— Begin Dataset content —

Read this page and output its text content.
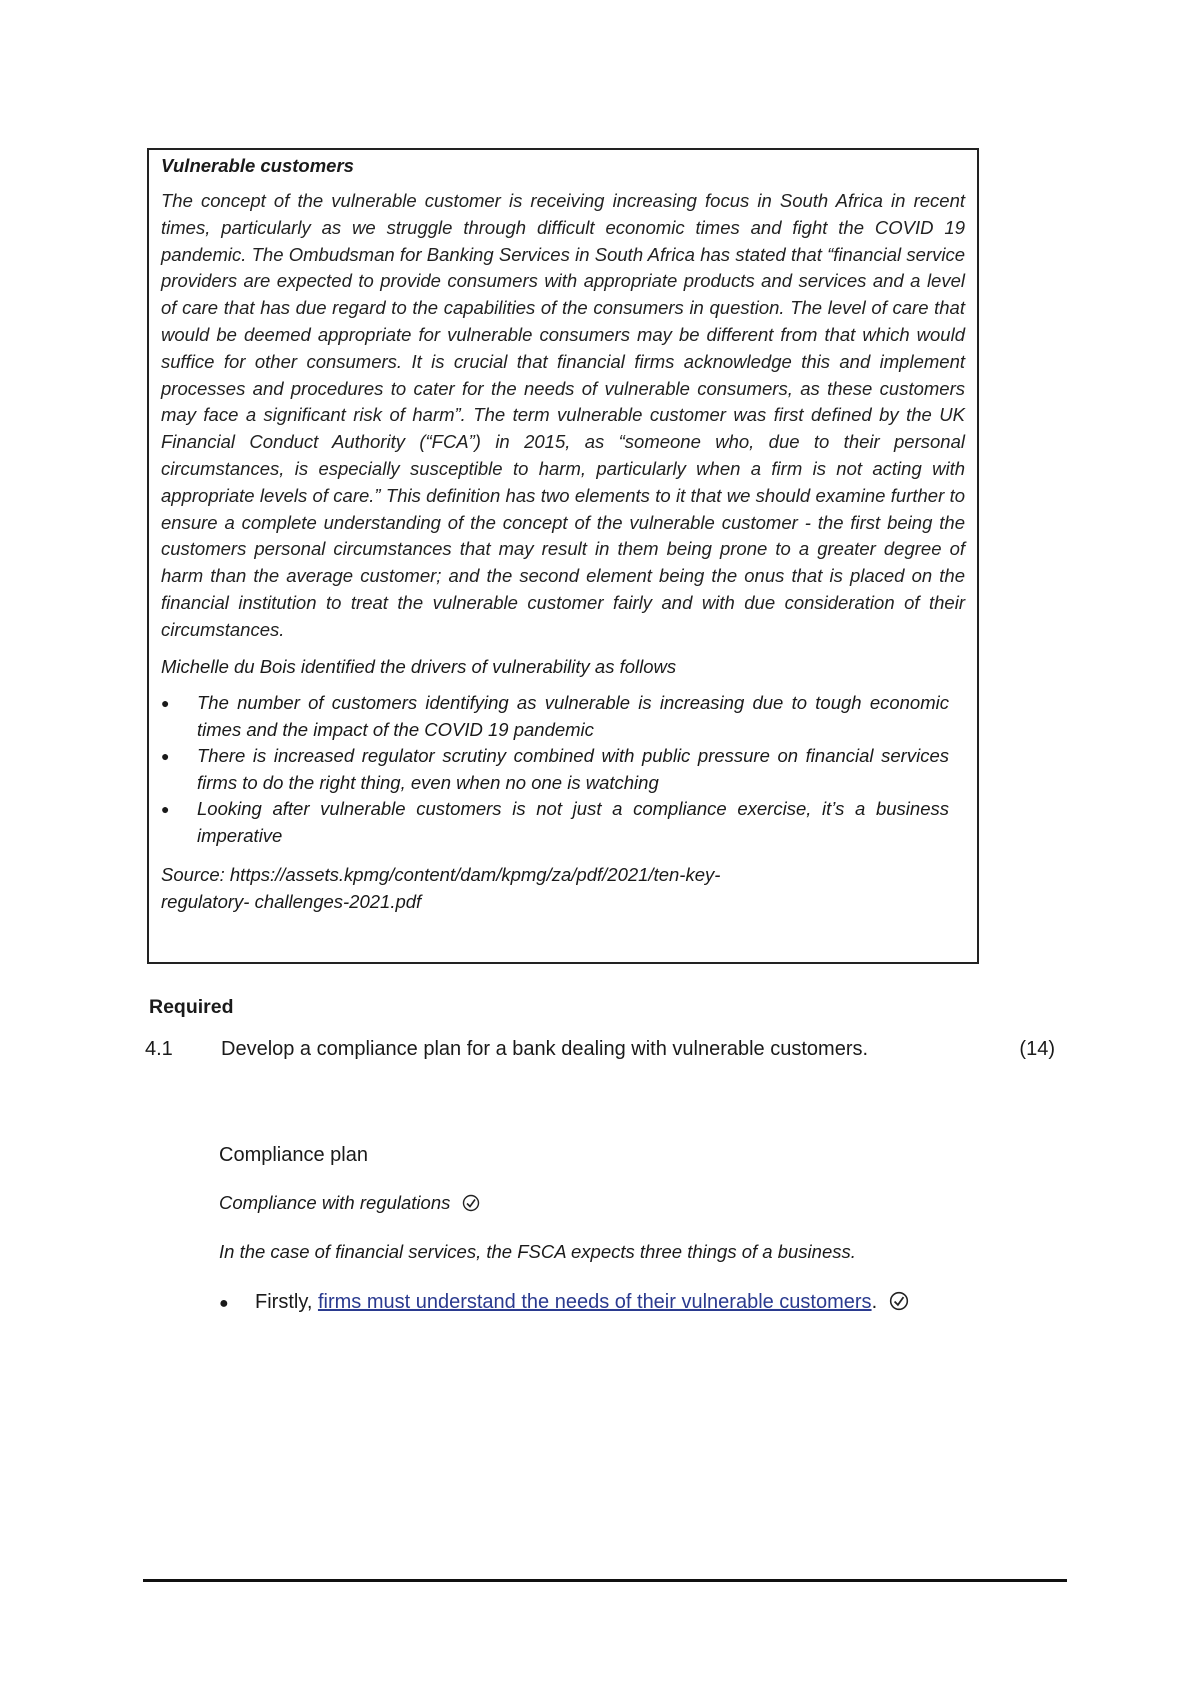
Vulnerable customers

The concept of the vulnerable customer is receiving increasing focus in South Africa in recent times, particularly as we struggle through difficult economic times and fight the COVID 19 pandemic. The Ombudsman for Banking Services in South Africa has stated that “financial service providers are expected to provide consumers with appropriate products and services and a level of care that has due regard to the capabilities of the consumers in question. The level of care that would be deemed appropriate for vulnerable consumers may be different from that which would suffice for other consumers. It is crucial that financial firms acknowledge this and implement processes and procedures to cater for the needs of vulnerable consumers, as these customers may face a significant risk of harm”. The term vulnerable customer was first defined by the UK Financial Conduct Authority (“FCA”) in 2015, as “someone who, due to their personal circumstances, is especially susceptible to harm, particularly when a firm is not acting with appropriate levels of care.” This definition has two elements to it that we should examine further to ensure a complete understanding of the concept of the vulnerable customer - the first being the customers personal circumstances that may result in them being prone to a greater degree of harm than the average customer; and the second element being the onus that is placed on the financial institution to treat the vulnerable customer fairly and with due consideration of their circumstances.

Michelle du Bois identified the drivers of vulnerability as follows

● The number of customers identifying as vulnerable is increasing due to tough economic times and the impact of the COVID 19 pandemic
● There is increased regulator scrutiny combined with public pressure on financial services firms to do the right thing, even when no one is watching
● Looking after vulnerable customers is not just a compliance exercise, it’s a business imperative

Source: https://assets.kpmg/content/dam/kpmg/za/pdf/2021/ten-key-regulatory- challenges-2021.pdf

Required

4.1 Develop a compliance plan for a bank dealing with vulnerable customers.	(14)

Compliance plan

Compliance with regulations

In the case of financial services, the FSCA expects three things of a business.

● Firstly, firms must understand the needs of their vulnerable customers.
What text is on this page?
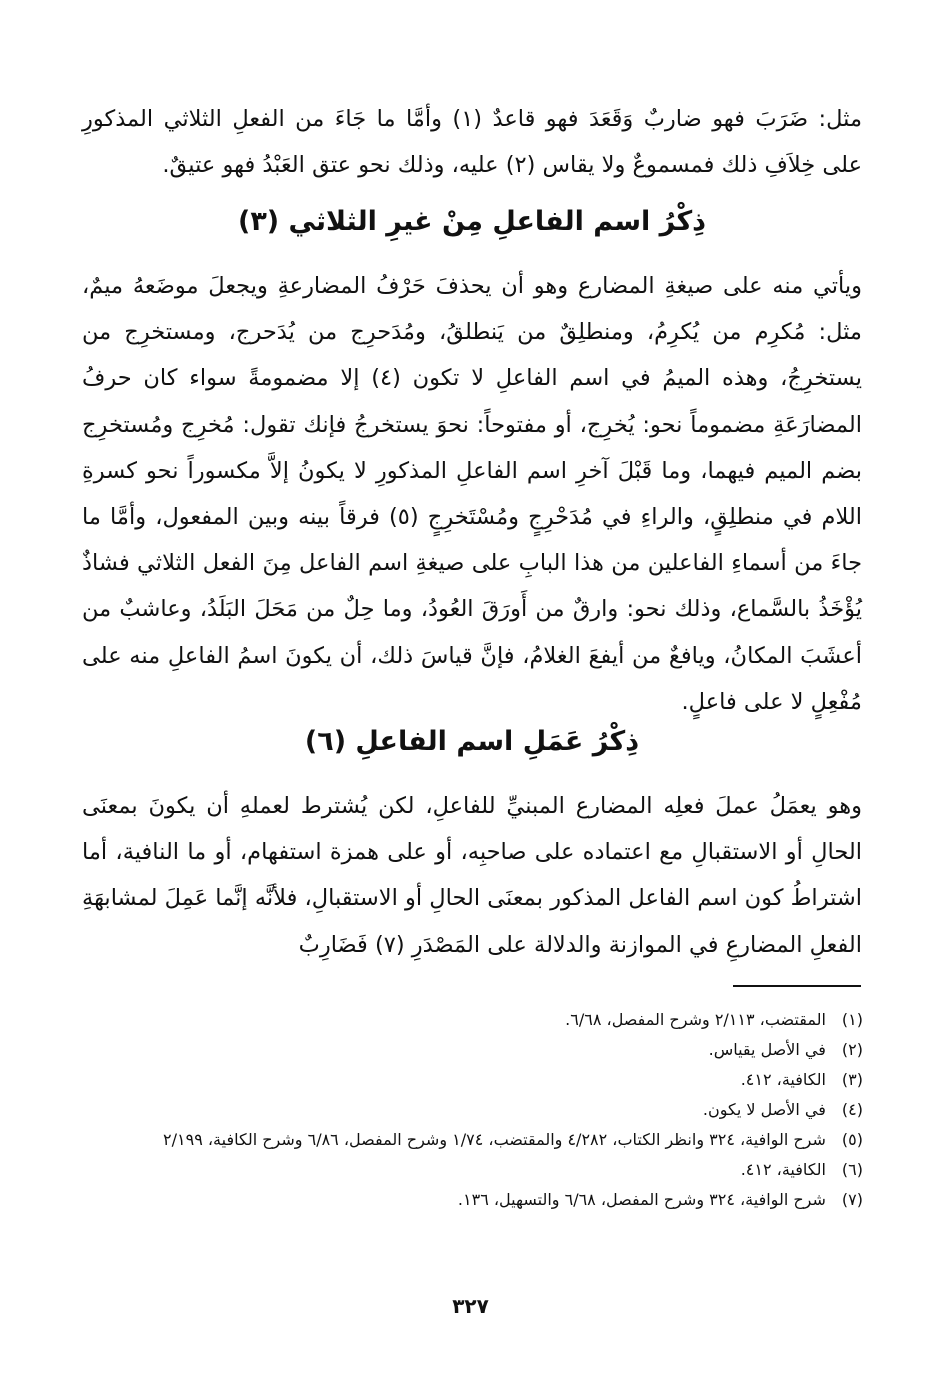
مثل: ضَرَبَ فهو ضاربٌ وَقَعَدَ فهو قاعدٌ (١) وأمَّا ما جَاءَ من الفعلِ الثلاثي المذكورِ على خِلاَفِ ذلك فمسموعٌ ولا يقاس (٢) عليه، وذلك نحو عتق العَبْدُ فهو عتيقٌ.

ذِكْرُ اسم الفاعلِ مِنْ غيرِ الثلاثي (٣)

ويأتي منه على صيغةِ المضارع وهو أن يحذفَ حَرْفُ المضارعةِ ويجعلَ موضَعهُ ميمٌ، مثل: مُكرِم من يُكرِمُ، ومنطلِقٌ من يَنطلقُ، ومُدَحرِج من يُدَحرج، ومستخرِج من يستخرِجُ، وهذه الميمُ في اسم الفاعلِ لا تكون (٤) إلا مضمومةً سواء كان حرفُ المضارَعَةِ مضموماً نحو: يُخرِج، أو مفتوحاً: نحوَ يستخرجُ فإنك تقول: مُخرِج ومُستخرِج بضم الميم فيهما، وما قَبْلَ آخرِ اسم الفاعلِ المذكورِ لا يكونُ إلاَّ مكسوراً نحو كسرةِ اللام في منطلِقٍ، والراءِ في مُدَحْرِجٍ ومُسْتَخرِجٍ (٥) فرقاً بينه وبين المفعول، وأمَّا ما جاءَ من أسماءِ الفاعلين من هذا البابِ على صيغةِ اسم الفاعل مِنَ الفعل الثلاثي فشاذٌ يُؤْخَذُ بالسَّماع، وذلك نحو: وارقٌ من أَورَقَ العُودُ، وما حِلٌ من مَحَلَ البَلَدُ، وعاشبٌ من أعشَبَ المكانُ، ويافعٌ من أيفعَ الغلامُ، فإنَّ قياسَ ذلك، أن يكونَ اسمُ الفاعلِ منه على مُفْعِلٍ لا على فاعلٍ.

ذِكْرُ عَمَلِ اسم الفاعلِ (٦)

وهو يعمَلُ عملَ فعلِه المضارع المبنيِّ للفاعلِ، لكن يُشترط لعملهِ أن يكونَ بمعنَى الحالِ أو الاستقبالِ مع اعتماده على صاحبِه، أو على همزة استفهام، أو ما النافية، أما اشتراطُ كون اسم الفاعل المذكور بمعنَى الحالِ أو الاستقبالِ، فلأنَّه إنَّما عَمِلَ لمشابهَةِ الفعلِ المضارعِ في الموازنة والدلالة على المَصْدَرِ (٧) فَضَارِبٌ

(١) المقتضب، ٢/١١٣ وشرح المفصل، ٦/٦٨.
(٢) في الأصل يقياس.
(٣) الكافية، ٤١٢.
(٤) في الأصل لا يكون.
(٥) شرح الوافية، ٣٢٤ وانظر الكتاب، ٤/٢٨٢ والمقتضب، ١/٧٤ وشرح المفصل، ٦/٨٦ وشرح الكافية، ٢/١٩٩
(٦) الكافية، ٤١٢.
(٧) شرح الوافية، ٣٢٤ وشرح المفصل، ٦/٦٨ والتسهيل، ١٣٦.
٣٢٧
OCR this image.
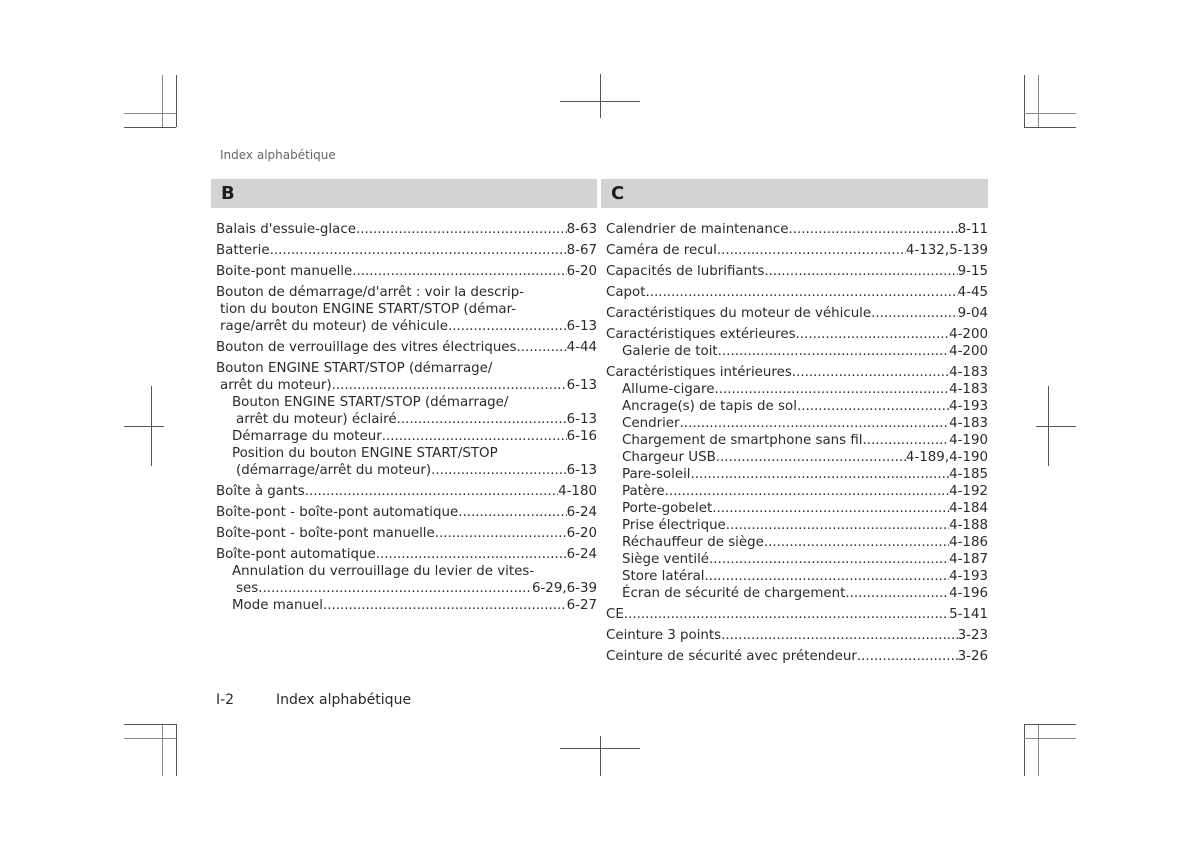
Index alphabétique
B
Balais d'essuie-glace .....	8-63
Batterie .....	8-67
Boite-pont manuelle .....	6-20
Bouton de démarrage/d'arrêt : voir la descrip-
tion du bouton ENGINE START/STOP (démar-
rage/arrêt du moteur) de véhicule .....	6-13
Bouton de verrouillage des vitres électriques .....	4-44
Bouton ENGINE START/STOP (démarrage/
arrêt du moteur) .....	6-13
Bouton ENGINE START/STOP (démarrage/
arrêt du moteur) éclairé .....	6-13
Démarrage du moteur .....	6-16
Position du bouton ENGINE START/STOP
(démarrage/arrêt du moteur) .....	6-13
Boîte à gants .....	4-180
Boîte-pont - boîte-pont automatique .....	6-24
Boîte-pont - boîte-pont manuelle .....	6-20
Boîte-pont automatique .....	6-24
Annulation du verrouillage du levier de vites-
ses .....	6-29,6-39
Mode manuel .....	6-27
C
Calendrier de maintenance .....	8-11
Caméra de recul .....	4-132,5-139
Capacités de lubrifiants .....	9-15
Capot .....	4-45
Caractéristiques du moteur de véhicule .....	9-04
Caractéristiques extérieures .....	4-200
Galerie de toit .....	4-200
Caractéristiques intérieures .....	4-183
Allume-cigare .....	4-183
Ancrage(s) de tapis de sol .....	4-193
Cendrier .....	4-183
Chargement de smartphone sans fil .....	4-190
Chargeur USB .....	4-189,4-190
Pare-soleil .....	4-185
Patère .....	4-192
Porte-gobelet .....	4-184
Prise électrique .....	4-188
Réchauffeur de siège .....	4-186
Siège ventilé .....	4-187
Store latéral .....	4-193
Écran de sécurité de chargement .....	4-196
CE .....	5-141
Ceinture 3 points .....	3-23
Ceinture de sécurité avec prétendeur .....	3-26
I-2	Index alphabétique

— End Dataset content —

#### Problem description
Identify lines with the string "firms". Copy each one.

#### Finished task
The concept of the vulnerable customer is receiving increasing focus in South Africa in recent times, particularly as we struggle through difficult economic times and fight the COVID 19 pandemic. The Ombudsman for Banking Services in South Africa has stated that “financial service providers are expected to provide consumers with appropriate products and services and a level of care that has due regard to the capabilities of the consumers in question. The level of care that would be deemed appropriate for vulnerable consumers may be different from that which would suffice for other consumers. It is crucial that financial firms acknowledge this and implement processes and procedures to cater for the needs of vulnerable consumers, as these customers may face a significant risk of harm”. The term vulnerable customer was first defined by the UK Financial Conduct Authority (“FCA”) in 2015, as “someone who, due to their personal circumstances, is especially susceptible to harm, particularly when a firm is not acting with appropriate levels of care.” This definition has two elements to it that we should examine further to ensure a complete understanding of the concept of the vulnerable customer - the first being the customers personal circumstances that may result in them being prone to a greater degree of harm than the average customer; and the second element being the onus that is placed on the financial institution to treat the vulnerable customer fairly and with due consideration of their circumstances.
● There is increased regulator scrutiny combined with public pressure on financial services firms to do the right thing, even when no one is watching
● Firstly, firms must understand the needs of their vulnerable customers.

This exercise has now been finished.